Excerpt from a dataset:
⟨

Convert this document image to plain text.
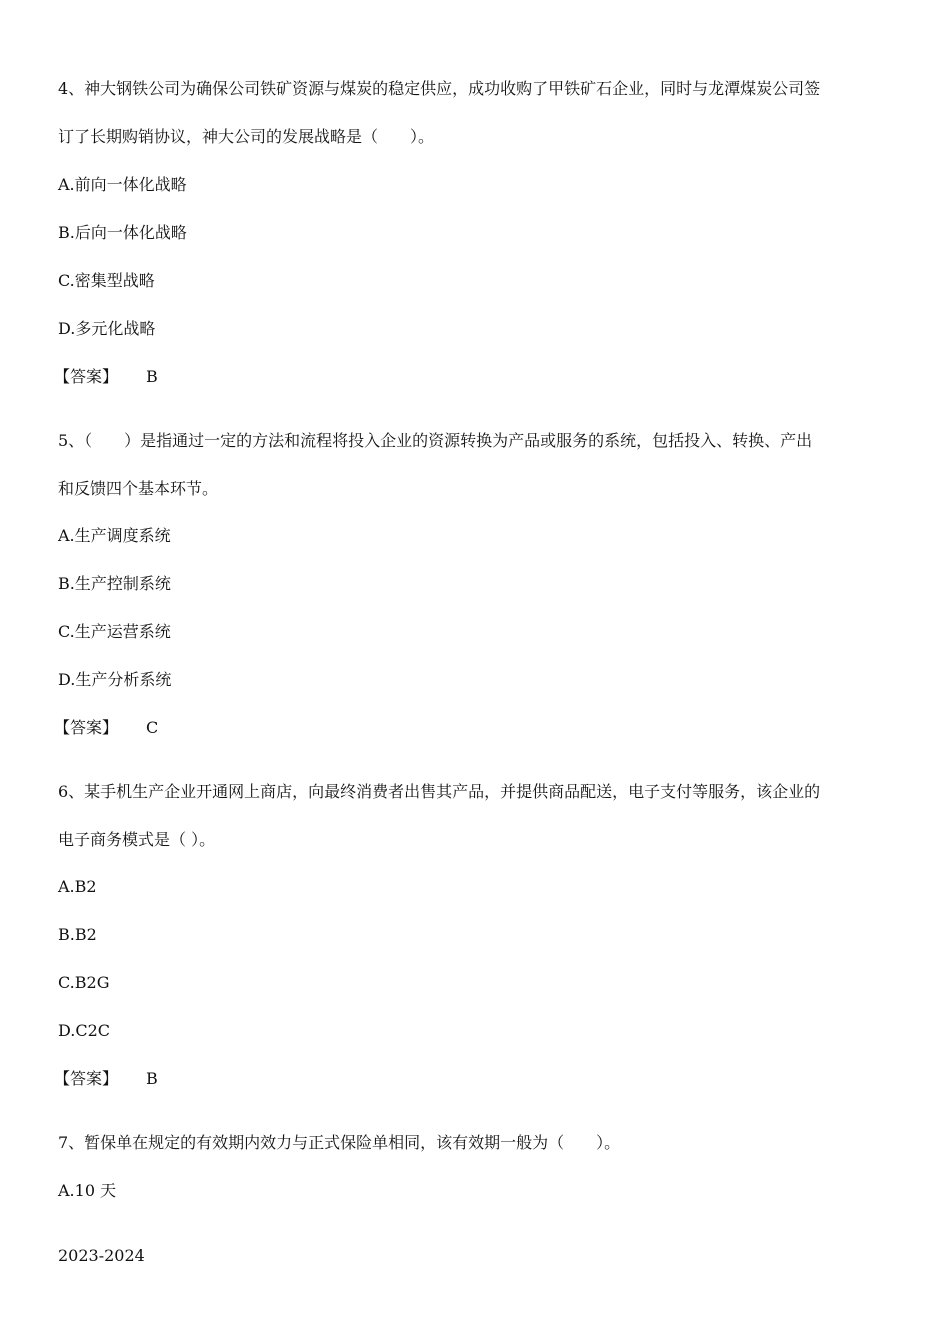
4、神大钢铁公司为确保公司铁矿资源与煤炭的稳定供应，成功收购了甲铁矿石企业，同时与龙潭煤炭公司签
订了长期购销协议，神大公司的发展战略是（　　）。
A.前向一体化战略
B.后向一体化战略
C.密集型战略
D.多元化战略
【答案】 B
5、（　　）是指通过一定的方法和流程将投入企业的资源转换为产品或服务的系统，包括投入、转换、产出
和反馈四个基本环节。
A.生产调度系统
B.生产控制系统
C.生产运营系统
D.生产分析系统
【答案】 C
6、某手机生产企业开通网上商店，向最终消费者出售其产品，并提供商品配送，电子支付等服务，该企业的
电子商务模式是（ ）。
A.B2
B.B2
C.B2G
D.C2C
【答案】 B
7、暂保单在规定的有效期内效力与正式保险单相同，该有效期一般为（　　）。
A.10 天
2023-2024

⟩
⟨

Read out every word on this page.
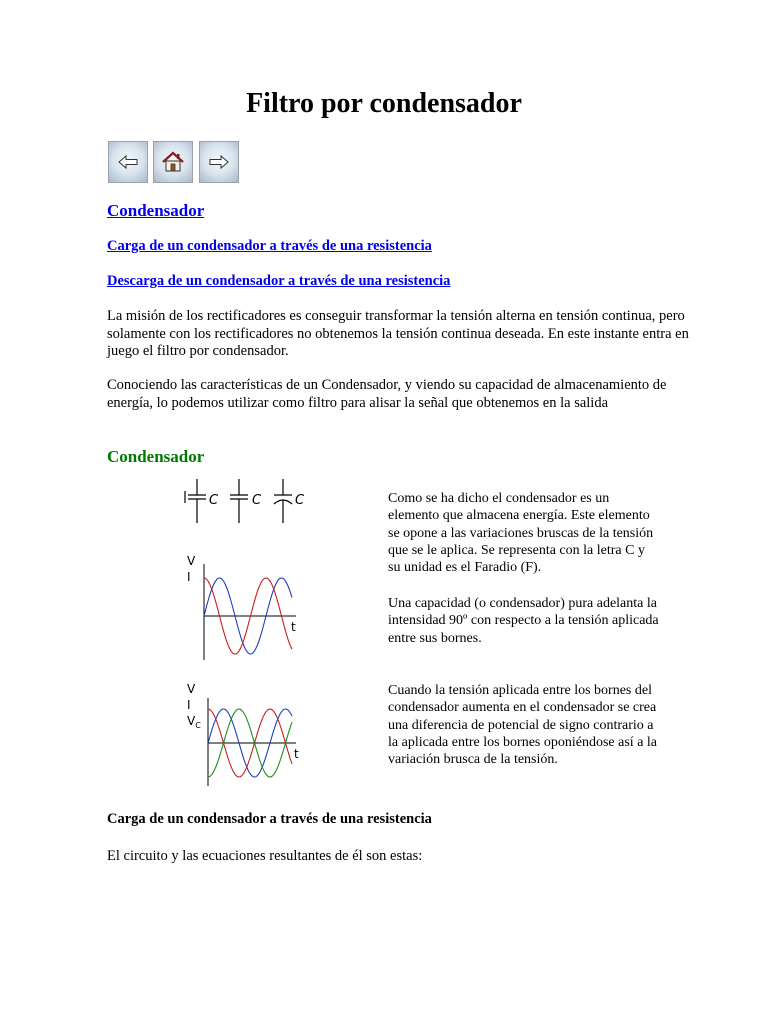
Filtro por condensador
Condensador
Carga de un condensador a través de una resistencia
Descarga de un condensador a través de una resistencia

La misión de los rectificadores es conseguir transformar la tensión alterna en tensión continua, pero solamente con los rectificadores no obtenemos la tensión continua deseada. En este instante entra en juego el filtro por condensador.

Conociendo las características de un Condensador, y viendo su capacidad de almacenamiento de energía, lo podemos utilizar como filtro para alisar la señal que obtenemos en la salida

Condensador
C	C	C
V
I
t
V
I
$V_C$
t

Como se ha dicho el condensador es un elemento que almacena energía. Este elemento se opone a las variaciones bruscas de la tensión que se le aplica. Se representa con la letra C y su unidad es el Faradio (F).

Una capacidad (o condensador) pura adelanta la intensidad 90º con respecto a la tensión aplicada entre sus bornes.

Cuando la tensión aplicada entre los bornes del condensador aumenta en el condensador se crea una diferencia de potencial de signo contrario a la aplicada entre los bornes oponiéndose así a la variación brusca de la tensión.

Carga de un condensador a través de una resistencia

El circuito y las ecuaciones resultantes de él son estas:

⟩

What you have to do: Copy each line above where the string "this" occurs.

Output of the exercise:
Convert this document image to plain text.
Read out every word on this page.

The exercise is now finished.